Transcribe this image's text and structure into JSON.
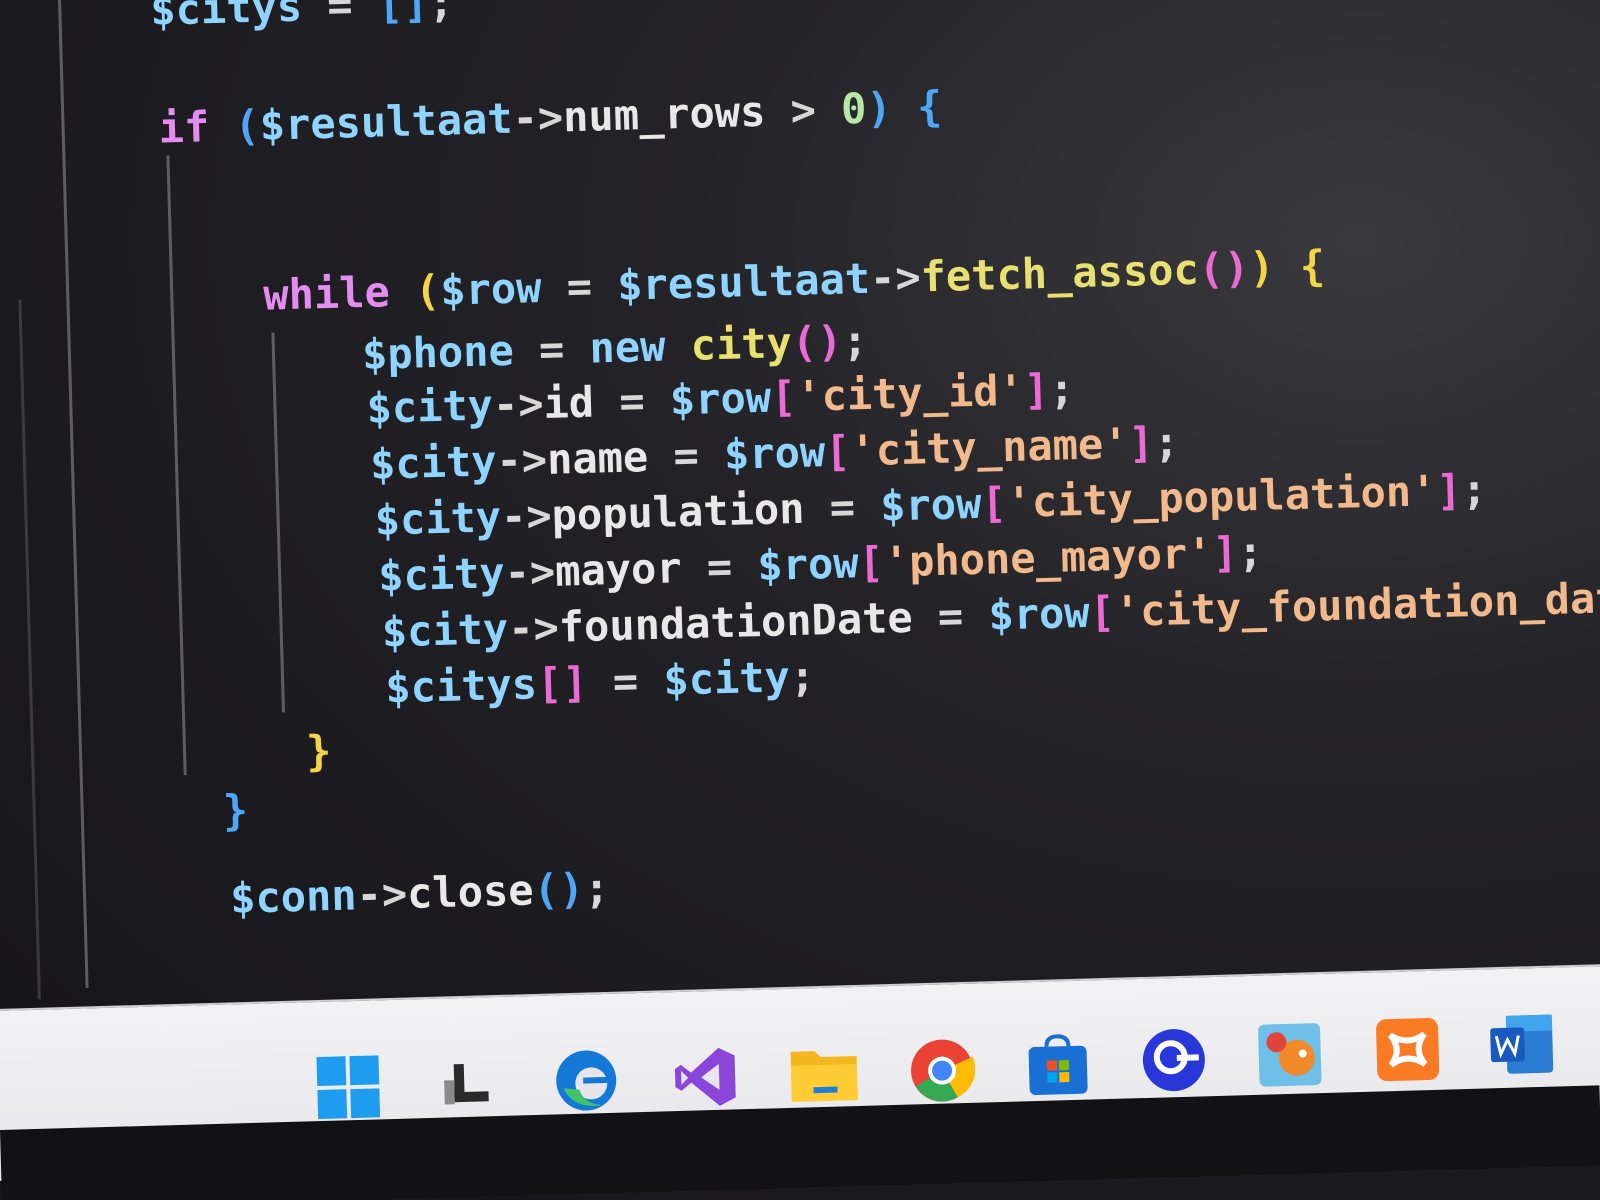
{
  "editor": {
    "lines": [
      [
        {
          "t": "$citys",
          "c": "var"
        },
        {
          "t": " = ",
          "c": "op"
        },
        {
          "t": "[]",
          "c": "b3"
        },
        {
          "t": ";",
          "c": "op"
        }
      ],
      [
        {
          "t": "if",
          "c": "kw"
        },
        {
          "t": " ",
          "c": "op"
        },
        {
          "t": "(",
          "c": "b3"
        },
        {
          "t": "$resultaat",
          "c": "var"
        },
        {
          "t": "->",
          "c": "op"
        },
        {
          "t": "num_rows",
          "c": "prop"
        },
        {
          "t": " > ",
          "c": "op"
        },
        {
          "t": "0",
          "c": "num"
        },
        {
          "t": ")",
          "c": "b3"
        },
        {
          "t": " ",
          "c": "op"
        },
        {
          "t": "{",
          "c": "b3"
        }
      ],
      [
        {
          "t": "while",
          "c": "kw"
        },
        {
          "t": " ",
          "c": "op"
        },
        {
          "t": "(",
          "c": "b1"
        },
        {
          "t": "$row",
          "c": "var"
        },
        {
          "t": " = ",
          "c": "op"
        },
        {
          "t": "$resultaat",
          "c": "var"
        },
        {
          "t": "->",
          "c": "op"
        },
        {
          "t": "fetch_assoc",
          "c": "fn"
        },
        {
          "t": "()",
          "c": "b2"
        },
        {
          "t": ")",
          "c": "b1"
        },
        {
          "t": " ",
          "c": "op"
        },
        {
          "t": "{",
          "c": "b1"
        }
      ],
      [
        {
          "t": "$phone",
          "c": "var"
        },
        {
          "t": " = ",
          "c": "op"
        },
        {
          "t": "new",
          "c": "var"
        },
        {
          "t": " ",
          "c": "op"
        },
        {
          "t": "city",
          "c": "fn"
        },
        {
          "t": "()",
          "c": "b2"
        },
        {
          "t": ";",
          "c": "op"
        }
      ],
      [
        {
          "t": "$city",
          "c": "var"
        },
        {
          "t": "->",
          "c": "op"
        },
        {
          "t": "id",
          "c": "prop"
        },
        {
          "t": " = ",
          "c": "op"
        },
        {
          "t": "$row",
          "c": "var"
        },
        {
          "t": "[",
          "c": "b2"
        },
        {
          "t": "'city_id'",
          "c": "str"
        },
        {
          "t": "]",
          "c": "b2"
        },
        {
          "t": ";",
          "c": "op"
        }
      ],
      [
        {
          "t": "$city",
          "c": "var"
        },
        {
          "t": "->",
          "c": "op"
        },
        {
          "t": "name",
          "c": "prop"
        },
        {
          "t": " = ",
          "c": "op"
        },
        {
          "t": "$row",
          "c": "var"
        },
        {
          "t": "[",
          "c": "b2"
        },
        {
          "t": "'city_name'",
          "c": "str"
        },
        {
          "t": "]",
          "c": "b2"
        },
        {
          "t": ";",
          "c": "op"
        }
      ],
      [
        {
          "t": "$city",
          "c": "var"
        },
        {
          "t": "->",
          "c": "op"
        },
        {
          "t": "population",
          "c": "prop"
        },
        {
          "t": " = ",
          "c": "op"
        },
        {
          "t": "$row",
          "c": "var"
        },
        {
          "t": "[",
          "c": "b2"
        },
        {
          "t": "'city_population'",
          "c": "str"
        },
        {
          "t": "]",
          "c": "b2"
        },
        {
          "t": ";",
          "c": "op"
        }
      ],
      [
        {
          "t": "$city",
          "c": "var"
        },
        {
          "t": "->",
          "c": "op"
        },
        {
          "t": "mayor",
          "c": "prop"
        },
        {
          "t": " = ",
          "c": "op"
        },
        {
          "t": "$row",
          "c": "var"
        },
        {
          "t": "[",
          "c": "b2"
        },
        {
          "t": "'phone_mayor'",
          "c": "str"
        },
        {
          "t": "]",
          "c": "b2"
        },
        {
          "t": ";",
          "c": "op"
        }
      ],
      [
        {
          "t": "$city",
          "c": "var"
        },
        {
          "t": "->",
          "c": "op"
        },
        {
          "t": "foundationDate",
          "c": "prop"
        },
        {
          "t": " = ",
          "c": "op"
        },
        {
          "t": "$row",
          "c": "var"
        },
        {
          "t": "[",
          "c": "b2"
        },
        {
          "t": "'city_foundation_date'",
          "c": "str"
        },
        {
          "t": "]",
          "c": "b2"
        },
        {
          "t": ";",
          "c": "op"
        }
      ],
      [
        {
          "t": "$citys",
          "c": "var"
        },
        {
          "t": "[]",
          "c": "b2"
        },
        {
          "t": " = ",
          "c": "op"
        },
        {
          "t": "$city",
          "c": "var"
        },
        {
          "t": ";",
          "c": "op"
        }
      ],
      [
        {
          "t": "}",
          "c": "b1"
        }
      ],
      [
        {
          "t": "}",
          "c": "b3"
        }
      ],
      [
        {
          "t": "$conn",
          "c": "var"
        },
        {
          "t": "->",
          "c": "op"
        },
        {
          "t": "close",
          "c": "prop"
        },
        {
          "t": "()",
          "c": "b3"
        },
        {
          "t": ";",
          "c": "op"
        }
      ]
    ]
  },
  "colors": {
    "var": "#8fd4ff",
    "kw": "#e48cf0",
    "fn": "#e8e070",
    "str": "#f1b98c",
    "num": "#b7e8a8",
    "op": "#d7d7d7",
    "prop": "#e8e8e8",
    "b1": "#f4d54a",
    "b2": "#ea6bd5",
    "b3": "#4ea6f5"
  },
  "taskbar": {
    "icons": [
      {
        "name": "windows-start-icon",
        "running": false
      },
      {
        "name": "task-view-icon",
        "running": false
      },
      {
        "name": "edge-browser-icon",
        "running": true
      },
      {
        "name": "visual-studio-icon",
        "running": false
      },
      {
        "name": "file-explorer-icon",
        "running": false
      },
      {
        "name": "chrome-browser-icon",
        "running": true
      },
      {
        "name": "microsoft-store-icon",
        "running": false
      },
      {
        "name": "search-app-icon",
        "running": false
      },
      {
        "name": "game-app-icon",
        "running": false
      },
      {
        "name": "xampp-icon",
        "running": true
      },
      {
        "name": "word-icon",
        "running": true
      }
    ]
  }
}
+++
Which lines contain "browser"? Copy each of them.

### Result below
        "name": "edge-browser-icon",
        "name": "chrome-browser-icon",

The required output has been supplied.